(Data entries)
*-*-*

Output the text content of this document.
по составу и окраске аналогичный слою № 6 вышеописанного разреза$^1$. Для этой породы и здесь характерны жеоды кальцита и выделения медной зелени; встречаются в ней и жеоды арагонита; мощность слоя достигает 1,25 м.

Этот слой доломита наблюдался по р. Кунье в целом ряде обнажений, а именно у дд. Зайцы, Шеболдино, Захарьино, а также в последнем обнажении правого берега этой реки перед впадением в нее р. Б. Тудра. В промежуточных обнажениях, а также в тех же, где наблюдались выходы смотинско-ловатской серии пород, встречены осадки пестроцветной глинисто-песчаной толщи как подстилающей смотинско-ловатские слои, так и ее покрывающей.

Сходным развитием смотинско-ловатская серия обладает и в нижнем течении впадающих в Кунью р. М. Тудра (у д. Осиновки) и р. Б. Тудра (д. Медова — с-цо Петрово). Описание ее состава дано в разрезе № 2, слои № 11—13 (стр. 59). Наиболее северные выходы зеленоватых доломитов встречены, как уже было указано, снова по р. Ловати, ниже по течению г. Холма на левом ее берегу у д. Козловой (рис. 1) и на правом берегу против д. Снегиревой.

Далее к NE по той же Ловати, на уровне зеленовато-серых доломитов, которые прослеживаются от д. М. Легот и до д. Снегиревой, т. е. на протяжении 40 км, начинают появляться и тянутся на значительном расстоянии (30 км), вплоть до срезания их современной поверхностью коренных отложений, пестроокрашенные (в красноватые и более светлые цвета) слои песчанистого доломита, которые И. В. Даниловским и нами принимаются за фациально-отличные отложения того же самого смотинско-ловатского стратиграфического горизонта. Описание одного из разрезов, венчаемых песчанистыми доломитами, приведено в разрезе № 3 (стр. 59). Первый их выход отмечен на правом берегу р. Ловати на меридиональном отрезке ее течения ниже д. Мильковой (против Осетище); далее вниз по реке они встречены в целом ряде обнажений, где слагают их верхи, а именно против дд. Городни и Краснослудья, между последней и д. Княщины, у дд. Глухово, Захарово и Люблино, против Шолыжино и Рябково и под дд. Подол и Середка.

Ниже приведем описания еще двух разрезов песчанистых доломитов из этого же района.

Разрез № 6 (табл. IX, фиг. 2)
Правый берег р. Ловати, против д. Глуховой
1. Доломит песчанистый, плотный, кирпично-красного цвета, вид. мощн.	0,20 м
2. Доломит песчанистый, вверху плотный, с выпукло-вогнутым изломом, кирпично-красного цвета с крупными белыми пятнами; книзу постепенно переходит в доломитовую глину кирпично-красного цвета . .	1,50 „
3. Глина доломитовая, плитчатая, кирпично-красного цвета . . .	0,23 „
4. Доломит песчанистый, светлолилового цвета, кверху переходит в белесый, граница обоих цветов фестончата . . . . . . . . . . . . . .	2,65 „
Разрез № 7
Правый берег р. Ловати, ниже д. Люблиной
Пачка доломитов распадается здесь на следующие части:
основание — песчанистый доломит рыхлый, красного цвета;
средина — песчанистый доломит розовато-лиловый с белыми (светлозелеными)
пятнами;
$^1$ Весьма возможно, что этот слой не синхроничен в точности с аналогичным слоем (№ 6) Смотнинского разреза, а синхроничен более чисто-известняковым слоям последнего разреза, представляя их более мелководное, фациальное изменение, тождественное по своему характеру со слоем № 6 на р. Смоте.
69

*-*-*

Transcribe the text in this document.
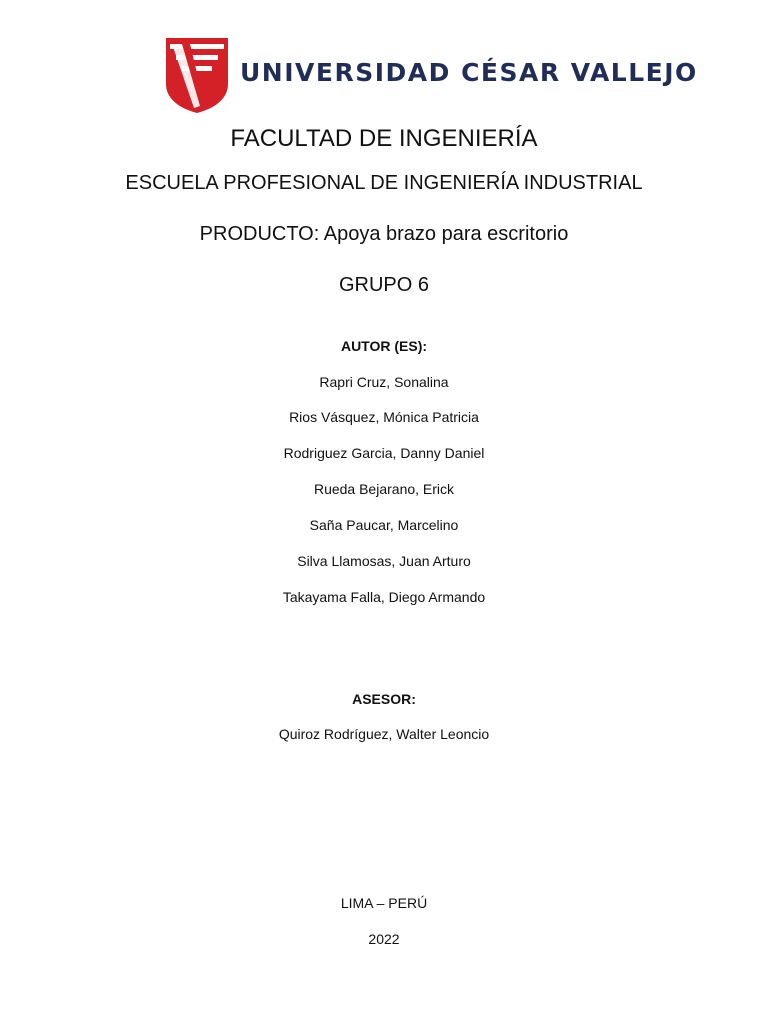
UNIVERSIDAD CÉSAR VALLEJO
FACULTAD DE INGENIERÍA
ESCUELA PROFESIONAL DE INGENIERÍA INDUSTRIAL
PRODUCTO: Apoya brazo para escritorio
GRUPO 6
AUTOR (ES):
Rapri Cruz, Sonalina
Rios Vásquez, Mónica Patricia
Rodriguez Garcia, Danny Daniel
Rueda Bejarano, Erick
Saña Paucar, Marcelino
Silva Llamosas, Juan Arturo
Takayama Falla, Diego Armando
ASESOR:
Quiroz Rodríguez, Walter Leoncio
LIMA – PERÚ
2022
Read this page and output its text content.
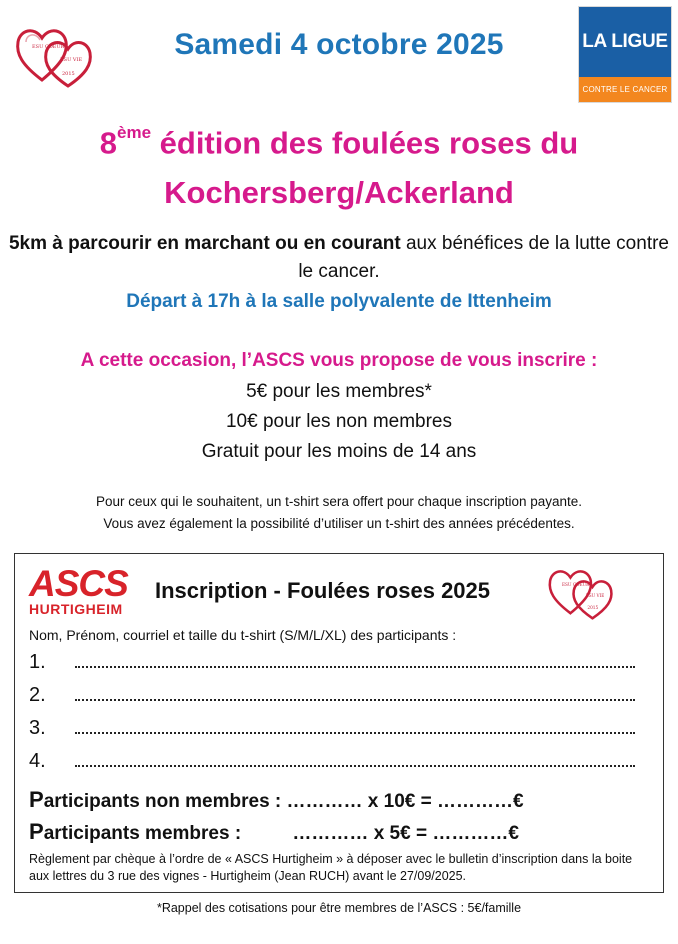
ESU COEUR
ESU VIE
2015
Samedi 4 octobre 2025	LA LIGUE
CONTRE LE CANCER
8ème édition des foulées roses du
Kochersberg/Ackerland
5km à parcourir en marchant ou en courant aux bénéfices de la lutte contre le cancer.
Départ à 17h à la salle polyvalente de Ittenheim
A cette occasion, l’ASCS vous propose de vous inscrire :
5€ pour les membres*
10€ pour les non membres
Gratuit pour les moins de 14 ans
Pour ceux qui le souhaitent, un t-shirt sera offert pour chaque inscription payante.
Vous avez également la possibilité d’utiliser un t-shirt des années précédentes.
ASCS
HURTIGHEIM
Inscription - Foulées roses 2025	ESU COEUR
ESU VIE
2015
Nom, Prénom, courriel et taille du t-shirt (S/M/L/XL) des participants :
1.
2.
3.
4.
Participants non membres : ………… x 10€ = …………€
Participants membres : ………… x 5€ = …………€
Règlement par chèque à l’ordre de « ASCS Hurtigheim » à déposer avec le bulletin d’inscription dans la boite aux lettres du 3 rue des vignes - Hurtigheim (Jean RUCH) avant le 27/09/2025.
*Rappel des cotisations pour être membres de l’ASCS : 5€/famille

*-*-*

▸ **WHAT IS ASKED**
Copy every line of the listing that includes the string "this".

▸ **RESPONSE BELOW**
Output the text content of this document.
Transcribe the text in this document.
Read this page and output its text content.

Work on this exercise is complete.